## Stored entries
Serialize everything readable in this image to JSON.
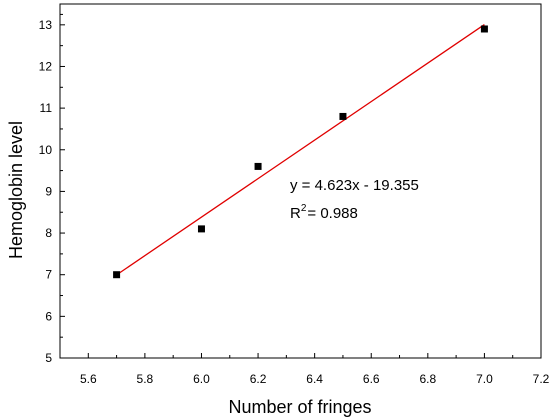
{
  "chart_data": {
    "type": "scatter",
    "xlabel": "Number of fringes",
    "ylabel": "Hemoglobin level",
    "xlim": [
      5.5,
      7.2
    ],
    "ylim": [
      5,
      13.5
    ],
    "x_ticks": [
      5.6,
      5.8,
      6.0,
      6.2,
      6.4,
      6.6,
      6.8,
      7.0,
      7.2
    ],
    "y_ticks": [
      5,
      6,
      7,
      8,
      9,
      10,
      11,
      12,
      13
    ],
    "x_tick_labels": [
      "5.6",
      "5.8",
      "6.0",
      "6.2",
      "6.4",
      "6.6",
      "6.8",
      "7.0",
      "7.2"
    ],
    "y_tick_labels": [
      "5",
      "6",
      "7",
      "8",
      "9",
      "10",
      "11",
      "12",
      "13"
    ],
    "grid": false,
    "series": [
      {
        "marker": "square",
        "color": "#000000",
        "points": [
          {
            "x": 5.7,
            "y": 7.0
          },
          {
            "x": 6.0,
            "y": 8.1
          },
          {
            "x": 6.2,
            "y": 9.6
          },
          {
            "x": 6.5,
            "y": 10.8
          },
          {
            "x": 7.0,
            "y": 12.9
          }
        ]
      }
    ],
    "fit_line": {
      "color": "#e00000",
      "slope": 4.623,
      "intercept": -19.355,
      "x_range": [
        5.7,
        7.0
      ]
    },
    "annotations": {
      "equation": "y = 4.623x - 19.355",
      "r2_prefix": "R",
      "r2_exponent": "2",
      "r2_value": "= 0.988"
    }
  }
}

## YOUR TASK
Please write out all the data again word for word, but not the pictures.

## PROBLEM SOLUTION
Serialize everything readable in this image to JSON.
{
  "chart_data": {
    "type": "scatter",
    "xlabel": "Number of fringes",
    "ylabel": "Hemoglobin level",
    "xlim": [
      5.5,
      7.2
    ],
    "ylim": [
      5,
      13.5
    ],
    "x_ticks": [
      5.6,
      5.8,
      6.0,
      6.2,
      6.4,
      6.6,
      6.8,
      7.0,
      7.2
    ],
    "y_ticks": [
      5,
      6,
      7,
      8,
      9,
      10,
      11,
      12,
      13
    ],
    "x_tick_labels": [
      "5.6",
      "5.8",
      "6.0",
      "6.2",
      "6.4",
      "6.6",
      "6.8",
      "7.0",
      "7.2"
    ],
    "y_tick_labels": [
      "5",
      "6",
      "7",
      "8",
      "9",
      "10",
      "11",
      "12",
      "13"
    ],
    "grid": false,
    "series": [
      {
        "marker": "square",
        "color": "#000000",
        "points": [
          {
            "x": 5.7,
            "y": 7.0
          },
          {
            "x": 6.0,
            "y": 8.1
          },
          {
            "x": 6.2,
            "y": 9.6
          },
          {
            "x": 6.5,
            "y": 10.8
          },
          {
            "x": 7.0,
            "y": 12.9
          }
        ]
      }
    ],
    "fit_line": {
      "color": "#e00000",
      "slope": 4.623,
      "intercept": -19.355,
      "x_range": [
        5.7,
        7.0
      ]
    },
    "annotations": {
      "equation": "y = 4.623x - 19.355",
      "r2_prefix": "R",
      "r2_exponent": "2",
      "r2_value": "= 0.988"
    }
  }
}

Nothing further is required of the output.